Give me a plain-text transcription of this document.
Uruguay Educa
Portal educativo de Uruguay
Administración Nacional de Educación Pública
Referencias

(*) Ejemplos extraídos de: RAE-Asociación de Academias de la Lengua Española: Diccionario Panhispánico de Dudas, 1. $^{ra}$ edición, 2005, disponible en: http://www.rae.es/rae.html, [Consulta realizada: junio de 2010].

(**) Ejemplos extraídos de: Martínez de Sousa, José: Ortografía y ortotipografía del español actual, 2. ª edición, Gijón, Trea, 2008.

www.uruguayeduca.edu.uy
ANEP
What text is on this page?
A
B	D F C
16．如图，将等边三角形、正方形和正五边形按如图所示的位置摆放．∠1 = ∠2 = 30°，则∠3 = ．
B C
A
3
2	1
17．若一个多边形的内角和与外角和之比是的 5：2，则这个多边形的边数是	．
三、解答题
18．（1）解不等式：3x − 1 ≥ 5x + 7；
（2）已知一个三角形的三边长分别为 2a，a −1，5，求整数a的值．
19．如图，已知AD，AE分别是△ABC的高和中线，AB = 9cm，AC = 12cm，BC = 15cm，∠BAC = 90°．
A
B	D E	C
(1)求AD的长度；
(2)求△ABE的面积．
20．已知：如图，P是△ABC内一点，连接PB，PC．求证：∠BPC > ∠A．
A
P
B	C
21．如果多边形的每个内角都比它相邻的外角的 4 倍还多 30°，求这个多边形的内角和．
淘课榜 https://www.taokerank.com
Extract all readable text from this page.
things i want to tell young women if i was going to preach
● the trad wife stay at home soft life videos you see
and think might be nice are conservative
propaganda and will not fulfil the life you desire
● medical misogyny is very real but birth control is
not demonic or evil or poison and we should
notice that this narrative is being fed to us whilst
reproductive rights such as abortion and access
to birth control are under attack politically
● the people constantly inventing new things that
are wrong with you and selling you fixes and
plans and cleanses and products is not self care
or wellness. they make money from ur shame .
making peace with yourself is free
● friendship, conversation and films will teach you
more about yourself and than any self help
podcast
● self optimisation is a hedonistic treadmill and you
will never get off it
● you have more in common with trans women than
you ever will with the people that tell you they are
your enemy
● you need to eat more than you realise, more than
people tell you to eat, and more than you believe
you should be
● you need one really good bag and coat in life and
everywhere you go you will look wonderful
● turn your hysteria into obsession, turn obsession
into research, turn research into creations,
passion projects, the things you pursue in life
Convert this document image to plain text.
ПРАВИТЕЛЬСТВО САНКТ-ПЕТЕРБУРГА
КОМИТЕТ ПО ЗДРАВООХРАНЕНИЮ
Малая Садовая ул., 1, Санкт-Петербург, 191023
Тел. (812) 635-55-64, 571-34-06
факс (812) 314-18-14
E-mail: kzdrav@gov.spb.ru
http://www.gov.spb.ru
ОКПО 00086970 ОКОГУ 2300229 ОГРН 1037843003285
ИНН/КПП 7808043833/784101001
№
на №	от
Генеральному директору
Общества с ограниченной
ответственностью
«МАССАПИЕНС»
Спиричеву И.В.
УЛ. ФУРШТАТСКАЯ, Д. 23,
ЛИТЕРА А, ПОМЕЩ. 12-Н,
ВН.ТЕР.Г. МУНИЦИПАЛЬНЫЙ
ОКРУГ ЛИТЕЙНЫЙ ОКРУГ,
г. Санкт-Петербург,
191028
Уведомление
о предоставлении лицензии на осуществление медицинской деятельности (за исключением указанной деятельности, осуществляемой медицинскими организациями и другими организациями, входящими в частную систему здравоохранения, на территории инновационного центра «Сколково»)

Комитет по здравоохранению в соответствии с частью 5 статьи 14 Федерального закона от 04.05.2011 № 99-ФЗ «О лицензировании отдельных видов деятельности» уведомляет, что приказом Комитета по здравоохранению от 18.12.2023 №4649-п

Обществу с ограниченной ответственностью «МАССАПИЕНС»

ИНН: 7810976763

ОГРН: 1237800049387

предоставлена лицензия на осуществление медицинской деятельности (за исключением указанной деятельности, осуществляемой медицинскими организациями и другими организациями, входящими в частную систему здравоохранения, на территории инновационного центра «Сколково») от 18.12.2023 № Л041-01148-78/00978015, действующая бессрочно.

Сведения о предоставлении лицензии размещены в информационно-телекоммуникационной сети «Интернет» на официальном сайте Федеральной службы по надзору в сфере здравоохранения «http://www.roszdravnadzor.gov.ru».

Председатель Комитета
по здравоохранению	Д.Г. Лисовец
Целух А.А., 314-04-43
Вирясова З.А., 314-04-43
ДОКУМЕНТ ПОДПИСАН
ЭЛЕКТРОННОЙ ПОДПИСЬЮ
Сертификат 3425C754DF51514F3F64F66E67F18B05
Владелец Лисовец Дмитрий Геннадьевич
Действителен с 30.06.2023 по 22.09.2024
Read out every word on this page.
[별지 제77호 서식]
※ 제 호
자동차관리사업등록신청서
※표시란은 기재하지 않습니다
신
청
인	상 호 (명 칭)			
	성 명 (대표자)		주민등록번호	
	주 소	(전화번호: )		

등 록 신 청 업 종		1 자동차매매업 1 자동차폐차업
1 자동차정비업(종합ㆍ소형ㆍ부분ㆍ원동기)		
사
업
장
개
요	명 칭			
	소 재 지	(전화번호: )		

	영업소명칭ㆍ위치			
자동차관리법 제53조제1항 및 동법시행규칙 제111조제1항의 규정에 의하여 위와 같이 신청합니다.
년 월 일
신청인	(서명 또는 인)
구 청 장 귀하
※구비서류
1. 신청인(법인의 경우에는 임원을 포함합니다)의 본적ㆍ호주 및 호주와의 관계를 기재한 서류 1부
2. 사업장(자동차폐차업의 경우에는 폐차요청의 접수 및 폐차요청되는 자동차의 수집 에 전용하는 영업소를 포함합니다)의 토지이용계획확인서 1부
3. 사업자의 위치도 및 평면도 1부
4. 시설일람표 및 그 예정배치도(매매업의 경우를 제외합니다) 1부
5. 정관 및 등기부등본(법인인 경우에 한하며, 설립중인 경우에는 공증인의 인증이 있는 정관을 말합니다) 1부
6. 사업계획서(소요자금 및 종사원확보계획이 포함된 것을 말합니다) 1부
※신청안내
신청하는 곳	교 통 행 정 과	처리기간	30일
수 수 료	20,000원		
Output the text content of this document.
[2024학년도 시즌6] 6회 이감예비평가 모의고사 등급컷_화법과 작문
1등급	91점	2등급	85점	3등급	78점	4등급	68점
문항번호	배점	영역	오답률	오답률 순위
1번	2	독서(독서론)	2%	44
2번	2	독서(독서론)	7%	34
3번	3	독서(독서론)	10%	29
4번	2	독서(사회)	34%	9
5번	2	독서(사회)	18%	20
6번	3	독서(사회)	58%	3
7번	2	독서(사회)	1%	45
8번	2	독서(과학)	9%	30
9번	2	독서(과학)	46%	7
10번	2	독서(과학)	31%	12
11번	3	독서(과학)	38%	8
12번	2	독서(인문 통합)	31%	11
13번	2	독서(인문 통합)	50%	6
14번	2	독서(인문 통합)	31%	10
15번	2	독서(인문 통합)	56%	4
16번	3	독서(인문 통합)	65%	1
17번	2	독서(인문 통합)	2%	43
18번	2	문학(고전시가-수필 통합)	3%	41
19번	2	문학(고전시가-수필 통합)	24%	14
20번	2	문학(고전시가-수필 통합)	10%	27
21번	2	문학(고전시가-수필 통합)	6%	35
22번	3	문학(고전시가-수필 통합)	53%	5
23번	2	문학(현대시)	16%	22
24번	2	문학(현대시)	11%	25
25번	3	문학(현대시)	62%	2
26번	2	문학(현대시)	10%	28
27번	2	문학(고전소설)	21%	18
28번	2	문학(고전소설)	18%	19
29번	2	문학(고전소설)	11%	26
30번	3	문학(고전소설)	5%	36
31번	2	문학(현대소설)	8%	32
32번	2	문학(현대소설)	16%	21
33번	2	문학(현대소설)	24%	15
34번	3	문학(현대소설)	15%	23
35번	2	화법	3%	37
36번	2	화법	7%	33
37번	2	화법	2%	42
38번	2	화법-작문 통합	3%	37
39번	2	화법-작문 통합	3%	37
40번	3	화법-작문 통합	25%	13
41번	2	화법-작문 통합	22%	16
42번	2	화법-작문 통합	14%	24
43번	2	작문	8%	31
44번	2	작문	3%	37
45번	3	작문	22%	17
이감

******

- **The exercise**: Show the lines from the data above that contain the string "document".

- **Exercise response**:
Give me a plain-text transcription of this document.
Convert this document image to plain text.
Output the text content of this document.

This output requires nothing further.